- STATED PROBLEM -
Go through the data and copy every line exactly, but not the images.

— Begin DATASET RECORDS —

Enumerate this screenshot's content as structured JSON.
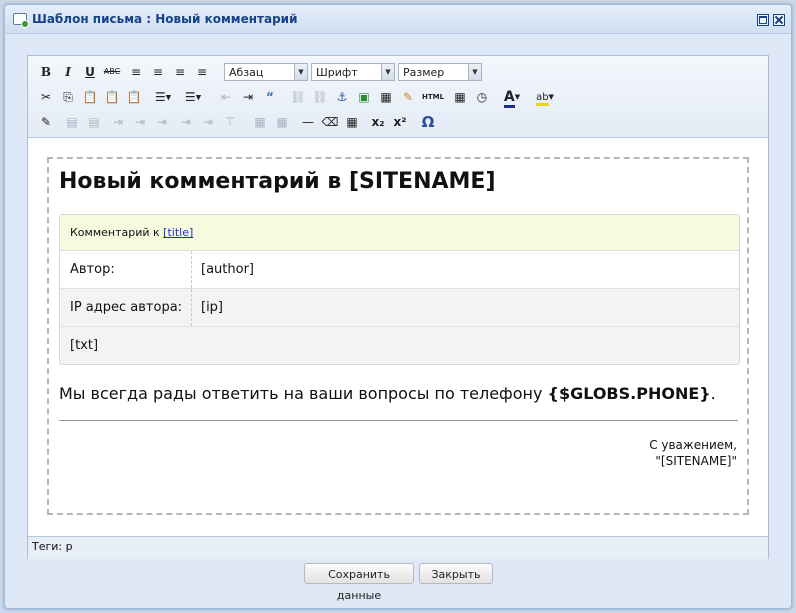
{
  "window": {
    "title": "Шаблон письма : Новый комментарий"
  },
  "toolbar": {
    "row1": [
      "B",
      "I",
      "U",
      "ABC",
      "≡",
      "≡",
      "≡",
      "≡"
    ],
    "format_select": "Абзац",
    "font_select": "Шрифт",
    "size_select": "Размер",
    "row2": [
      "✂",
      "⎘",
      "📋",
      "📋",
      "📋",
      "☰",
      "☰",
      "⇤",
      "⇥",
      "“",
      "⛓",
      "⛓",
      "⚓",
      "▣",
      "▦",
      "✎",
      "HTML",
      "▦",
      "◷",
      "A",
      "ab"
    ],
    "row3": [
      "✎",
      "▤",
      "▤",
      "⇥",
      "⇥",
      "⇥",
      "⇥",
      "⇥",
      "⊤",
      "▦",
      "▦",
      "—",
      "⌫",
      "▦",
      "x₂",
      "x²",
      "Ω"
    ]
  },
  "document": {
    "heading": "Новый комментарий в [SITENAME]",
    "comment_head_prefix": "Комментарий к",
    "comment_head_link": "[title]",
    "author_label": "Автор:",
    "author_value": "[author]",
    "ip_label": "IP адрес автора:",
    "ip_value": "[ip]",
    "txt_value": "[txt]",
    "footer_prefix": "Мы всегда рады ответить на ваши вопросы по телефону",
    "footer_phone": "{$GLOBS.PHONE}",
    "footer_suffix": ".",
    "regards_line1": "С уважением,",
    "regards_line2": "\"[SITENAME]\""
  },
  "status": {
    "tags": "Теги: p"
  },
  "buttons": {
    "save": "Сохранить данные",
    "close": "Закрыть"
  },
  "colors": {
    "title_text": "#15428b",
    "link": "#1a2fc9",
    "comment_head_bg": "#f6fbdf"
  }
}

— End DATASET RECORDS —

- RESULT OF THE EXERCISE -
Enumerate this screenshot's content as structured JSON.
{
  "window": {
    "title": "Шаблон письма : Новый комментарий"
  },
  "toolbar": {
    "row1": [
      "B",
      "I",
      "U",
      "ABC",
      "≡",
      "≡",
      "≡",
      "≡"
    ],
    "format_select": "Абзац",
    "font_select": "Шрифт",
    "size_select": "Размер",
    "row2": [
      "✂",
      "⎘",
      "📋",
      "📋",
      "📋",
      "☰",
      "☰",
      "⇤",
      "⇥",
      "“",
      "⛓",
      "⛓",
      "⚓",
      "▣",
      "▦",
      "✎",
      "HTML",
      "▦",
      "◷",
      "A",
      "ab"
    ],
    "row3": [
      "✎",
      "▤",
      "▤",
      "⇥",
      "⇥",
      "⇥",
      "⇥",
      "⇥",
      "⊤",
      "▦",
      "▦",
      "—",
      "⌫",
      "▦",
      "x₂",
      "x²",
      "Ω"
    ]
  },
  "document": {
    "heading": "Новый комментарий в [SITENAME]",
    "comment_head_prefix": "Комментарий к",
    "comment_head_link": "[title]",
    "author_label": "Автор:",
    "author_value": "[author]",
    "ip_label": "IP адрес автора:",
    "ip_value": "[ip]",
    "txt_value": "[txt]",
    "footer_prefix": "Мы всегда рады ответить на ваши вопросы по телефону",
    "footer_phone": "{$GLOBS.PHONE}",
    "footer_suffix": ".",
    "regards_line1": "С уважением,",
    "regards_line2": "\"[SITENAME]\""
  },
  "status": {
    "tags": "Теги: p"
  },
  "buttons": {
    "save": "Сохранить данные",
    "close": "Закрыть"
  },
  "colors": {
    "title_text": "#15428b",
    "link": "#1a2fc9",
    "comment_head_bg": "#f6fbdf"
  }
}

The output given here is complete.